Stored data entries
=-=-=-=-=
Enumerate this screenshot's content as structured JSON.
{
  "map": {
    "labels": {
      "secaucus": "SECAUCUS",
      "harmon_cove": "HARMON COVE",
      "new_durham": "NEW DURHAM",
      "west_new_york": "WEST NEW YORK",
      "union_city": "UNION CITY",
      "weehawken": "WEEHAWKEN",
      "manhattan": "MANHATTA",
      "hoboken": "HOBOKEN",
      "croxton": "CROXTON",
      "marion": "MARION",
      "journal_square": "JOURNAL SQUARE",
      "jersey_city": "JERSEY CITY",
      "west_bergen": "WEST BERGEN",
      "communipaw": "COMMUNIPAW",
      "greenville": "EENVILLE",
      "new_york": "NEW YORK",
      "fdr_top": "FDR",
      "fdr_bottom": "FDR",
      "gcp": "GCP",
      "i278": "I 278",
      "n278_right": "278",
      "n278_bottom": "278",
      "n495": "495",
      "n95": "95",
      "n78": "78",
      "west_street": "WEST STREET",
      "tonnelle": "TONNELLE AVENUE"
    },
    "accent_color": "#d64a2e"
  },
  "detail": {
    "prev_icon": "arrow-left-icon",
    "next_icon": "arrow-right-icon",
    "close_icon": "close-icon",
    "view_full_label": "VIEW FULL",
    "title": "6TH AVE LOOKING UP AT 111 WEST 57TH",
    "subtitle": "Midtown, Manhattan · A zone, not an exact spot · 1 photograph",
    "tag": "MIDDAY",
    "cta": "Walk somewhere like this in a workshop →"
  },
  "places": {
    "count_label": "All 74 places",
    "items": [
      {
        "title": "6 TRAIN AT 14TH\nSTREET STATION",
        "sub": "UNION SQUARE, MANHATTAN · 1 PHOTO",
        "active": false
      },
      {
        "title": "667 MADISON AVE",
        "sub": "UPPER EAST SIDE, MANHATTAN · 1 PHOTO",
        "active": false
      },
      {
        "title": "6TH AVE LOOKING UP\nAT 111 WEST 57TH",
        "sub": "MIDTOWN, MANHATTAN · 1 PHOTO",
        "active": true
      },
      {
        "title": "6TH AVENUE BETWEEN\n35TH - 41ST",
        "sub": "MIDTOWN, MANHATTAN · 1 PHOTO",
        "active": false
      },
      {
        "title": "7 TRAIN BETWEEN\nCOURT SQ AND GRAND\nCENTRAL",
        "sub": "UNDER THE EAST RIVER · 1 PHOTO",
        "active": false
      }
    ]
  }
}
=-=-=-=-=
**What to produce:** Go through the listing and print each line exactly as it appears.

**Solution to the exercise:**
Enumerate this screenshot's content as structured JSON.
{
  "map": {
    "labels": {
      "secaucus": "SECAUCUS",
      "harmon_cove": "HARMON COVE",
      "new_durham": "NEW DURHAM",
      "west_new_york": "WEST NEW YORK",
      "union_city": "UNION CITY",
      "weehawken": "WEEHAWKEN",
      "manhattan": "MANHATTA",
      "hoboken": "HOBOKEN",
      "croxton": "CROXTON",
      "marion": "MARION",
      "journal_square": "JOURNAL SQUARE",
      "jersey_city": "JERSEY CITY",
      "west_bergen": "WEST BERGEN",
      "communipaw": "COMMUNIPAW",
      "greenville": "EENVILLE",
      "new_york": "NEW YORK",
      "fdr_top": "FDR",
      "fdr_bottom": "FDR",
      "gcp": "GCP",
      "i278": "I 278",
      "n278_right": "278",
      "n278_bottom": "278",
      "n495": "495",
      "n95": "95",
      "n78": "78",
      "west_street": "WEST STREET",
      "tonnelle": "TONNELLE AVENUE"
    },
    "accent_color": "#d64a2e"
  },
  "detail": {
    "prev_icon": "arrow-left-icon",
    "next_icon": "arrow-right-icon",
    "close_icon": "close-icon",
    "view_full_label": "VIEW FULL",
    "title": "6TH AVE LOOKING UP AT 111 WEST 57TH",
    "subtitle": "Midtown, Manhattan · A zone, not an exact spot · 1 photograph",
    "tag": "MIDDAY",
    "cta": "Walk somewhere like this in a workshop →"
  },
  "places": {
    "count_label": "All 74 places",
    "items": [
      {
        "title": "6 TRAIN AT 14TH\nSTREET STATION",
        "sub": "UNION SQUARE, MANHATTAN · 1 PHOTO",
        "active": false
      },
      {
        "title": "667 MADISON AVE",
        "sub": "UPPER EAST SIDE, MANHATTAN · 1 PHOTO",
        "active": false
      },
      {
        "title": "6TH AVE LOOKING UP\nAT 111 WEST 57TH",
        "sub": "MIDTOWN, MANHATTAN · 1 PHOTO",
        "active": true
      },
      {
        "title": "6TH AVENUE BETWEEN\n35TH - 41ST",
        "sub": "MIDTOWN, MANHATTAN · 1 PHOTO",
        "active": false
      },
      {
        "title": "7 TRAIN BETWEEN\nCOURT SQ AND GRAND\nCENTRAL",
        "sub": "UNDER THE EAST RIVER · 1 PHOTO",
        "active": false
      }
    ]
  }
}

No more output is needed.